Written task: Copy out all lines that hold "arrow".

[Dataset excerpts]
--------------------------------------------------

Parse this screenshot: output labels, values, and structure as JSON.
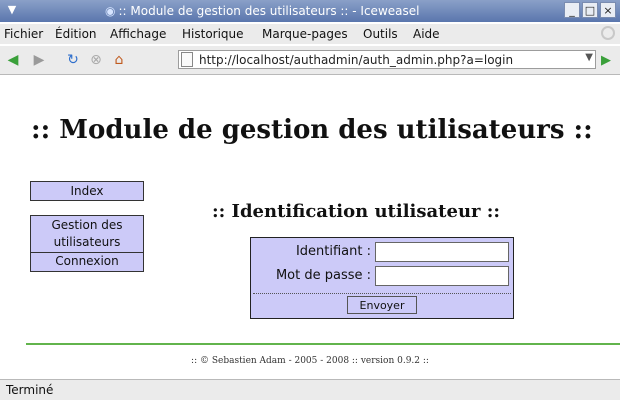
{
  "window": {
    "title": ":: Module de gestion des utilisateurs :: - Iceweasel",
    "controls": [
      "_",
      "□",
      "×"
    ]
  },
  "menu": {
    "items": [
      "Fichier",
      "Édition",
      "Affichage",
      "Historique",
      "Marque-pages",
      "Outils",
      "Aide"
    ]
  },
  "nav": {
    "back_icon": "back-arrow-icon",
    "forward_icon": "forward-arrow-icon",
    "reload_icon": "reload-icon",
    "stop_icon": "stop-icon",
    "home_icon": "home-icon",
    "url": "http://localhost/authadmin/auth_admin.php?a=login",
    "go_icon": "go-arrow-icon"
  },
  "page": {
    "heading": ":: Module de gestion des utilisateurs ::",
    "sidebar": {
      "index": "Index",
      "gestion": "Gestion des utilisateurs",
      "connexion": "Connexion"
    },
    "subheading": ":: Identification utilisateur ::",
    "form": {
      "identifiant_label": "Identifiant :",
      "identifiant_value": "",
      "password_label": "Mot de passe :",
      "password_value": "",
      "submit_label": "Envoyer"
    },
    "footer": ":: © Sebastien Adam - 2005 - 2008 :: version 0.9.2 ::"
  },
  "status": {
    "text": "Terminé"
  },
  "colors": {
    "titlebar": "#5a76ad",
    "nav_bg": "#cccaf8",
    "rule": "#62b44c"
  }
}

--------------------------------------------------

Task response:
    "back_icon": "back-arrow-icon",
    "forward_icon": "forward-arrow-icon",
    "go_icon": "go-arrow-icon"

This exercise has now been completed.